[Begin]
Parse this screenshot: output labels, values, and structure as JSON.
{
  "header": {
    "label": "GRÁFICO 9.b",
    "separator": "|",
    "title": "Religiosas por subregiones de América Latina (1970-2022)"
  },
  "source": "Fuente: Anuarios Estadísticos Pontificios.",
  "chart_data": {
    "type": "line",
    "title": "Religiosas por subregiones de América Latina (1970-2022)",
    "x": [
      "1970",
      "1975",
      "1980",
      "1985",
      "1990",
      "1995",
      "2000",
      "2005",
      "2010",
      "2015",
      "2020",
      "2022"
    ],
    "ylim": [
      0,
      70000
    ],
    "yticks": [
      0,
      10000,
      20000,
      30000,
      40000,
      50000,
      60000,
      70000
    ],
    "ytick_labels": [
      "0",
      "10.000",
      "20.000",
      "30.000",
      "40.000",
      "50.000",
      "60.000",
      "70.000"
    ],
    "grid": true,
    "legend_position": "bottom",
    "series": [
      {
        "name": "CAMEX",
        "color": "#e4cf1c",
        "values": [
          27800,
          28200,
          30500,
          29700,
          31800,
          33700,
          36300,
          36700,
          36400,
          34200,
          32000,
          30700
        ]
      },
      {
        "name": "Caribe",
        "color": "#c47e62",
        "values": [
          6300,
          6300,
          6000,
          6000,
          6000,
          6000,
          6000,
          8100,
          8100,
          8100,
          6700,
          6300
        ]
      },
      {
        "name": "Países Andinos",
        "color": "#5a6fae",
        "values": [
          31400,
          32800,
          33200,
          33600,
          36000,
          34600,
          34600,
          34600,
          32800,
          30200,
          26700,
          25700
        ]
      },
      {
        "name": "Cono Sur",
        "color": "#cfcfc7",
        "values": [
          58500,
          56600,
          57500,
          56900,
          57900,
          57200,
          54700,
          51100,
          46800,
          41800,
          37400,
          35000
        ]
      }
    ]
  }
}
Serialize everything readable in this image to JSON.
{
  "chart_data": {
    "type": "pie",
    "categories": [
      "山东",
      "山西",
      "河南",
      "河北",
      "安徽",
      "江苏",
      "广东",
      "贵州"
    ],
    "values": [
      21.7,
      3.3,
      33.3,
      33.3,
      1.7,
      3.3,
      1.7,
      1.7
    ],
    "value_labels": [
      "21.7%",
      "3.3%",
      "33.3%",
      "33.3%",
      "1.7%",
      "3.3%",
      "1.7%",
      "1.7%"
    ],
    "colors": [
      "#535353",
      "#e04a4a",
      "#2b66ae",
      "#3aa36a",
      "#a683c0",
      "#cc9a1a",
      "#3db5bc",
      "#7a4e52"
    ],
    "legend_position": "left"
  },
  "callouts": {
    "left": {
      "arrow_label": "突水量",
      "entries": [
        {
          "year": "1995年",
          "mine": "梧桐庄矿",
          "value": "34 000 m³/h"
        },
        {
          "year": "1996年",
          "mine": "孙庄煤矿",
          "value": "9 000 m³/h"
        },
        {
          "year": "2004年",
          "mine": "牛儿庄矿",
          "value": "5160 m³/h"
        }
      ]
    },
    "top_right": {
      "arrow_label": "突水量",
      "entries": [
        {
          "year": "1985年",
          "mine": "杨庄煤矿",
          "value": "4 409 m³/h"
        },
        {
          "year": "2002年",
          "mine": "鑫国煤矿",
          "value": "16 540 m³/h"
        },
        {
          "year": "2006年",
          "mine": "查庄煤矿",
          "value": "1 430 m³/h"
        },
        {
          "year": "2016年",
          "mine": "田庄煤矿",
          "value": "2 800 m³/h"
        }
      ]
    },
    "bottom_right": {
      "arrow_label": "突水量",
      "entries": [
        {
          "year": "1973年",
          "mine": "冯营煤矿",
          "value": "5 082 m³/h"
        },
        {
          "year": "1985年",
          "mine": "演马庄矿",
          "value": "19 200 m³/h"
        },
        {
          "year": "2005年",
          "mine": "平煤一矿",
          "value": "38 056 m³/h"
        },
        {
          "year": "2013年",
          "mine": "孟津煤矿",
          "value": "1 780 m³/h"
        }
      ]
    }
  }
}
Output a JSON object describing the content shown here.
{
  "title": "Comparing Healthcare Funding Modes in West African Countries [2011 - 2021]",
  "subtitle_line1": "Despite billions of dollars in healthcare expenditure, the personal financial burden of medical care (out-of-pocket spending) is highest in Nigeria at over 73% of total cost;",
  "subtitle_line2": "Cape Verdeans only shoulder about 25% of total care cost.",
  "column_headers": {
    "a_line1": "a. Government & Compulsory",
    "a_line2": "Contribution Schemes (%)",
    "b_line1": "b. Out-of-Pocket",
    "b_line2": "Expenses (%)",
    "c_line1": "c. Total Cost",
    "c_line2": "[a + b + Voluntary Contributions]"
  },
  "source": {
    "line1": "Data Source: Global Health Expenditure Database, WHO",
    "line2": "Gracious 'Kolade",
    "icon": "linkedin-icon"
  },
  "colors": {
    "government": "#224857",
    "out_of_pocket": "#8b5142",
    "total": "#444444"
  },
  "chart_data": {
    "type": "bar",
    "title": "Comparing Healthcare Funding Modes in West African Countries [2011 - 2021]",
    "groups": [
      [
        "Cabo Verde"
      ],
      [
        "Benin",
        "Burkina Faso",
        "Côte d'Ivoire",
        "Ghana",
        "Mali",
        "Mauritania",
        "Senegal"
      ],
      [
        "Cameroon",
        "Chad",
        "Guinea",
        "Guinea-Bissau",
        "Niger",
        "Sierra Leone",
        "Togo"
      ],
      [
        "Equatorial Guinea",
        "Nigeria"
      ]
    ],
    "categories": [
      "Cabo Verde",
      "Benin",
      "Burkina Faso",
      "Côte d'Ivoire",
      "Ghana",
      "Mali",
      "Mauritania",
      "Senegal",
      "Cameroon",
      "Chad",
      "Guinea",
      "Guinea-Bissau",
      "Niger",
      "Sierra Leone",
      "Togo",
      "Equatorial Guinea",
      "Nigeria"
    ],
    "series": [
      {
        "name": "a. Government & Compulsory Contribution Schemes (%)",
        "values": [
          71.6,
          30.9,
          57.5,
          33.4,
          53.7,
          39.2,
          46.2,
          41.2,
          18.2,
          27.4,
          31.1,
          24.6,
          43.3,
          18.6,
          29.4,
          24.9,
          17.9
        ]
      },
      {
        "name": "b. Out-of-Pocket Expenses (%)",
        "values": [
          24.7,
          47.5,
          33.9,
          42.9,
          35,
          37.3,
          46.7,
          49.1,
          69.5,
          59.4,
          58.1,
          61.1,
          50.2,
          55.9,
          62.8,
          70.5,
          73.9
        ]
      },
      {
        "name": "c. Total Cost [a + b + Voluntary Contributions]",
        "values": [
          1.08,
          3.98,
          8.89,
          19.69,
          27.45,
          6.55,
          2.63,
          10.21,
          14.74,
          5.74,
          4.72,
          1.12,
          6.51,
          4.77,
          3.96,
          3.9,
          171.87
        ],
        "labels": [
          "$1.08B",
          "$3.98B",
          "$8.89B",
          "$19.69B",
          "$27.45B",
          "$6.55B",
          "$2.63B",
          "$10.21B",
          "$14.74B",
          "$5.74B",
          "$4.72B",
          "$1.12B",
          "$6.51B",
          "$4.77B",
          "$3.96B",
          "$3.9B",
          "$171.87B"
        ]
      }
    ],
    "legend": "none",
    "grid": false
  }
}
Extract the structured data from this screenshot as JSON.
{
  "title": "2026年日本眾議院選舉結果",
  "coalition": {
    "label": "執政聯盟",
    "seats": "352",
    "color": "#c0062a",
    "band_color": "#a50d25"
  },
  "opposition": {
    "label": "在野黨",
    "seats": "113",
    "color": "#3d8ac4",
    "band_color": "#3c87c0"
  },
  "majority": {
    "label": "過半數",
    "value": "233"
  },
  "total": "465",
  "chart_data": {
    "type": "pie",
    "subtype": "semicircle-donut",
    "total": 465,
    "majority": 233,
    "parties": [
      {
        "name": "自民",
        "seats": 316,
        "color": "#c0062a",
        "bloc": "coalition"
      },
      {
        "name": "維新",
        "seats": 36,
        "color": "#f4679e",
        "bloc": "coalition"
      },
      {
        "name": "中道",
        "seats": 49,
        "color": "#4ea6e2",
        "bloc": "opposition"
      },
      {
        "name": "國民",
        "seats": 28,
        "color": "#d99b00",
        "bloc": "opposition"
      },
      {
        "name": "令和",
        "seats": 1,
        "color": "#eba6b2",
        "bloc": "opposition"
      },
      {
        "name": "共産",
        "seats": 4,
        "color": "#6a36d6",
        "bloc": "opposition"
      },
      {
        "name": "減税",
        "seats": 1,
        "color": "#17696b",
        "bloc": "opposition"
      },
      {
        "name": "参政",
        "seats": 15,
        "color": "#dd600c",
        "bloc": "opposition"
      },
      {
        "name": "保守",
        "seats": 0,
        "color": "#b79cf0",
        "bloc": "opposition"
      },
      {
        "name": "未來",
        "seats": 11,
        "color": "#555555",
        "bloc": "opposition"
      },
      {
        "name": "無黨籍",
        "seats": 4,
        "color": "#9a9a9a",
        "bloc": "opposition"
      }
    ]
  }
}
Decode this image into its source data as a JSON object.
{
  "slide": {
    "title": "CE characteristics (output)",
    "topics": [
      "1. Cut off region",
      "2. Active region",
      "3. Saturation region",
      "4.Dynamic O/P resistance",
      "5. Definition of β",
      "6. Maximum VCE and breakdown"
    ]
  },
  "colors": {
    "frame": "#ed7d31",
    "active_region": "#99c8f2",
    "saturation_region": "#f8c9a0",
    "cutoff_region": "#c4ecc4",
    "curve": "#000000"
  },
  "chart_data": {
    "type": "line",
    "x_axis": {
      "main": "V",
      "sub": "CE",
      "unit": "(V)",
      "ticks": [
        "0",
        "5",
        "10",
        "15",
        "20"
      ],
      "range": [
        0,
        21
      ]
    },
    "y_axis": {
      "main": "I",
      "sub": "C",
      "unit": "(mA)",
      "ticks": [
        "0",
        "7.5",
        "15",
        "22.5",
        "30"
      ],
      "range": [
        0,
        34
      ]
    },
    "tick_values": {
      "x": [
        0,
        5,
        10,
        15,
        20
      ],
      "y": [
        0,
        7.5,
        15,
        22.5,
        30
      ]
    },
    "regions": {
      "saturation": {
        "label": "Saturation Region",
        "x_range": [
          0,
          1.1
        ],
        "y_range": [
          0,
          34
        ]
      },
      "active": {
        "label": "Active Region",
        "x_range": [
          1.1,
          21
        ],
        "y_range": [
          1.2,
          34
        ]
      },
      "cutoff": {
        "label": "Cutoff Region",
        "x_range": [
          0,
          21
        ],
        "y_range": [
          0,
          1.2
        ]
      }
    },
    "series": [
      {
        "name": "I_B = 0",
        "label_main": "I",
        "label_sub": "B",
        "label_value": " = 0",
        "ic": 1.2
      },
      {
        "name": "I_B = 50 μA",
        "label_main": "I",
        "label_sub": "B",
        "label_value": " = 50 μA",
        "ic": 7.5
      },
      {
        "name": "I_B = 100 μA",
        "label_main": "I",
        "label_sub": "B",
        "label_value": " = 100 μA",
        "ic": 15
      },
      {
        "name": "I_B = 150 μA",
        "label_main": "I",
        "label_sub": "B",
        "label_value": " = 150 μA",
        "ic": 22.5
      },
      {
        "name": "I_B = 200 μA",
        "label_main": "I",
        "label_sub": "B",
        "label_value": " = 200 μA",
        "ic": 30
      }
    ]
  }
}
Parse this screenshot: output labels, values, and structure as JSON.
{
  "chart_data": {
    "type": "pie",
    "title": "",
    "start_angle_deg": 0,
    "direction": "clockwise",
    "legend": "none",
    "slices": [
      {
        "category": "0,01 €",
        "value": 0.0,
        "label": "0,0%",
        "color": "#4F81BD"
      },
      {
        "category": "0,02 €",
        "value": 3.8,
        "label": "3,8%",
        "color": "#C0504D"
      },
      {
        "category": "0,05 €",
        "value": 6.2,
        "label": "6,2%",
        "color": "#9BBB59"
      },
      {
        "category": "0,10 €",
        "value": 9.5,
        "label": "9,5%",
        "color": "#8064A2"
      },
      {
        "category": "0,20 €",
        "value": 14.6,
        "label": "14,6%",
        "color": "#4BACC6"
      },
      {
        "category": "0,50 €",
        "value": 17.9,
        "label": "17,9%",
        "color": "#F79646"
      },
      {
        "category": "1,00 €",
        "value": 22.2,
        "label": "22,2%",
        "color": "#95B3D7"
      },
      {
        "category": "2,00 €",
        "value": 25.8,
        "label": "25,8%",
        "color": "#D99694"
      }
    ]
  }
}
[End]
→ **Written problem**
From the entries above, return each line with the word "Funding" in it.

→ **Task solution**
  "title": "Comparing Healthcare Funding Modes in West African Countries [2011 - 2021]",
    "title": "Comparing Healthcare Funding Modes in West African Countries [2011 - 2021]",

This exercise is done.